> _Written request_:
Reproduce each record exactly.

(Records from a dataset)
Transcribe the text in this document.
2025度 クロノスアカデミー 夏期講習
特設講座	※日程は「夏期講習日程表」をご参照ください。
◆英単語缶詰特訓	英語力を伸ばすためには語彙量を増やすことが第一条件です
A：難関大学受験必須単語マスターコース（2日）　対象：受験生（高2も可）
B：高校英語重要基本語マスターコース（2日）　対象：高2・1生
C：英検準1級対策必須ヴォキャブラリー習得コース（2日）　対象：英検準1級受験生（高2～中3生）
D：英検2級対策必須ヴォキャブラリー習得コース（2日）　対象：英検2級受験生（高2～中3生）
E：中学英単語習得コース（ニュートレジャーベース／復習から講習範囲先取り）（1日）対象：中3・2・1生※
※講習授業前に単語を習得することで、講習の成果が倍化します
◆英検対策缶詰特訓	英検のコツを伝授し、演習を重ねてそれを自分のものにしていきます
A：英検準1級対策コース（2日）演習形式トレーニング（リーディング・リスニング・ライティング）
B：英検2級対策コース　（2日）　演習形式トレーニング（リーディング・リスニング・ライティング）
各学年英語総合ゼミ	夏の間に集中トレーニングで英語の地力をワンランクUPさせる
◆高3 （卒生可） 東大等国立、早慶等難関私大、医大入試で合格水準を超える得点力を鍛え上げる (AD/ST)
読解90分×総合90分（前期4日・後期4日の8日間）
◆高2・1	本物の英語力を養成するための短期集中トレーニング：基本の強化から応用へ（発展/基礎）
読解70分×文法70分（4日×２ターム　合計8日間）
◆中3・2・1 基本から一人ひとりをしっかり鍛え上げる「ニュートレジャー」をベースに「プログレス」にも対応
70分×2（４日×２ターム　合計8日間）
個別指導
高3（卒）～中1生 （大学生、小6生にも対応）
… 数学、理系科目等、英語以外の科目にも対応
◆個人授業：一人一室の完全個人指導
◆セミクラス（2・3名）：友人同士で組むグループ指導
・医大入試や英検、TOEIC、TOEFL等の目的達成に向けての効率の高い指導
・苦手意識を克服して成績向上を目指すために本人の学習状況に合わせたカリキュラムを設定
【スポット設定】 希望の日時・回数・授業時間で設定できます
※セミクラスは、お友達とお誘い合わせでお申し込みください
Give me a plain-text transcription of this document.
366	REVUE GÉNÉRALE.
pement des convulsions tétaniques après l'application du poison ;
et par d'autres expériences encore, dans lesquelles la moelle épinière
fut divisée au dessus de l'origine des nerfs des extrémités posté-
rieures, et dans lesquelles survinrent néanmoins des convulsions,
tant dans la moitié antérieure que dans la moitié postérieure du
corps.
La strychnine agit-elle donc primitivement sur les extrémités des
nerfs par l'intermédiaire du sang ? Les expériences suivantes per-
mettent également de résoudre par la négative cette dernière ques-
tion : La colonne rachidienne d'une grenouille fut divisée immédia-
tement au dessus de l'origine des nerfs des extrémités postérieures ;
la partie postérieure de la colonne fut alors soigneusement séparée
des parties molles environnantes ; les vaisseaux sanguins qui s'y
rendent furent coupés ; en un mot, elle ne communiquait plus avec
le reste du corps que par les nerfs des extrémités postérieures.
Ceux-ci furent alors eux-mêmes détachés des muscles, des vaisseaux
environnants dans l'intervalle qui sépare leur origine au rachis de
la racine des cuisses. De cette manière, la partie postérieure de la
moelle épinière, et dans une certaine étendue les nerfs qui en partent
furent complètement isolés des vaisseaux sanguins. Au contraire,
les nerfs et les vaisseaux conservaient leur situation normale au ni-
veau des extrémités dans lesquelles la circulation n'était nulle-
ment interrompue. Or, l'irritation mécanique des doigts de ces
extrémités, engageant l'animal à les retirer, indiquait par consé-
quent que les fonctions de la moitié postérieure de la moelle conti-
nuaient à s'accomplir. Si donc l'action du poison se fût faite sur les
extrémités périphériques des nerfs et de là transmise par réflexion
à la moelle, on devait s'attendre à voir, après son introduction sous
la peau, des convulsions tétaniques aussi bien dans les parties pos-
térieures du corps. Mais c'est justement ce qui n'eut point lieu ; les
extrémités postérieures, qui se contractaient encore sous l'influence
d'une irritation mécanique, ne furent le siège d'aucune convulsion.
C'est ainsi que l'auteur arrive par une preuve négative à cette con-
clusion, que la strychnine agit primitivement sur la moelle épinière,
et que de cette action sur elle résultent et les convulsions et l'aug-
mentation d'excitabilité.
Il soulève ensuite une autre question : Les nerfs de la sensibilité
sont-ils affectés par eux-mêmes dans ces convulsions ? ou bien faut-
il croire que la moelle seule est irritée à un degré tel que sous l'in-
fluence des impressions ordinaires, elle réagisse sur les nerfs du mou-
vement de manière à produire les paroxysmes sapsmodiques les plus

> _Task result_:
Transcribe the text in this document.
2025度 クロノスアカデミー 夏期講習
特設講座	※日程は「夏期講習日程表」をご参照ください。
◆英単語缶詰特訓	英語力を伸ばすためには語彙量を増やすことが第一条件です
A：難関大学受験必須単語マスターコース（2日）　対象：受験生（高2も可）
B：高校英語重要基本語マスターコース（2日）　対象：高2・1生
C：英検準1級対策必須ヴォキャブラリー習得コース（2日）　対象：英検準1級受験生（高2～中3生）
D：英検2級対策必須ヴォキャブラリー習得コース（2日）　対象：英検2級受験生（高2～中3生）
E：中学英単語習得コース（ニュートレジャーベース／復習から講習範囲先取り）（1日）対象：中3・2・1生※
※講習授業前に単語を習得することで、講習の成果が倍化します
◆英検対策缶詰特訓	英検のコツを伝授し、演習を重ねてそれを自分のものにしていきます
A：英検準1級対策コース（2日）演習形式トレーニング（リーディング・リスニング・ライティング）
B：英検2級対策コース　（2日）　演習形式トレーニング（リーディング・リスニング・ライティング）
各学年英語総合ゼミ	夏の間に集中トレーニングで英語の地力をワンランクUPさせる
◆高3 （卒生可） 東大等国立、早慶等難関私大、医大入試で合格水準を超える得点力を鍛え上げる (AD/ST)
読解90分×総合90分（前期4日・後期4日の8日間）
◆高2・1	本物の英語力を養成するための短期集中トレーニング：基本の強化から応用へ（発展/基礎）
読解70分×文法70分（4日×２ターム　合計8日間）
◆中3・2・1 基本から一人ひとりをしっかり鍛え上げる「ニュートレジャー」をベースに「プログレス」にも対応
70分×2（４日×２ターム　合計8日間）
個別指導
高3（卒）～中1生 （大学生、小6生にも対応）
… 数学、理系科目等、英語以外の科目にも対応
◆個人授業：一人一室の完全個人指導
◆セミクラス（2・3名）：友人同士で組むグループ指導
・医大入試や英検、TOEIC、TOEFL等の目的達成に向けての効率の高い指導
・苦手意識を克服して成績向上を目指すために本人の学習状況に合わせたカリキュラムを設定
【スポット設定】 希望の日時・回数・授業時間で設定できます
※セミクラスは、お友達とお誘い合わせでお申し込みください
Give me a plain-text transcription of this document.
366	REVUE GÉNÉRALE.
pement des convulsions tétaniques après l'application du poison ;
et par d'autres expériences encore, dans lesquelles la moelle épinière
fut divisée au dessus de l'origine des nerfs des extrémités posté-
rieures, et dans lesquelles survinrent néanmoins des convulsions,
tant dans la moitié antérieure que dans la moitié postérieure du
corps.
La strychnine agit-elle donc primitivement sur les extrémités des
nerfs par l'intermédiaire du sang ? Les expériences suivantes per-
mettent également de résoudre par la négative cette dernière ques-
tion : La colonne rachidienne d'une grenouille fut divisée immédia-
tement au dessus de l'origine des nerfs des extrémités postérieures ;
la partie postérieure de la colonne fut alors soigneusement séparée
des parties molles environnantes ; les vaisseaux sanguins qui s'y
rendent furent coupés ; en un mot, elle ne communiquait plus avec
le reste du corps que par les nerfs des extrémités postérieures.
Ceux-ci furent alors eux-mêmes détachés des muscles, des vaisseaux
environnants dans l'intervalle qui sépare leur origine au rachis de
la racine des cuisses. De cette manière, la partie postérieure de la
moelle épinière, et dans une certaine étendue les nerfs qui en partent
furent complètement isolés des vaisseaux sanguins. Au contraire,
les nerfs et les vaisseaux conservaient leur situation normale au ni-
veau des extrémités dans lesquelles la circulation n'était nulle-
ment interrompue. Or, l'irritation mécanique des doigts de ces
extrémités, engageant l'animal à les retirer, indiquait par consé-
quent que les fonctions de la moitié postérieure de la moelle conti-
nuaient à s'accomplir. Si donc l'action du poison se fût faite sur les
extrémités périphériques des nerfs et de là transmise par réflexion
à la moelle, on devait s'attendre à voir, après son introduction sous
la peau, des convulsions tétaniques aussi bien dans les parties pos-
térieures du corps. Mais c'est justement ce qui n'eut point lieu ; les
extrémités postérieures, qui se contractaient encore sous l'influence
d'une irritation mécanique, ne furent le siège d'aucune convulsion.
C'est ainsi que l'auteur arrive par une preuve négative à cette con-
clusion, que la strychnine agit primitivement sur la moelle épinière,
et que de cette action sur elle résultent et les convulsions et l'aug-
mentation d'excitabilité.
Il soulève ensuite une autre question : Les nerfs de la sensibilité
sont-ils affectés par eux-mêmes dans ces convulsions ? ou bien faut-
il croire que la moelle seule est irritée à un degré tel que sous l'in-
fluence des impressions ordinaires, elle réagisse sur les nerfs du mou-
vement de manière à produire les paroxysmes sapsmodiques les plus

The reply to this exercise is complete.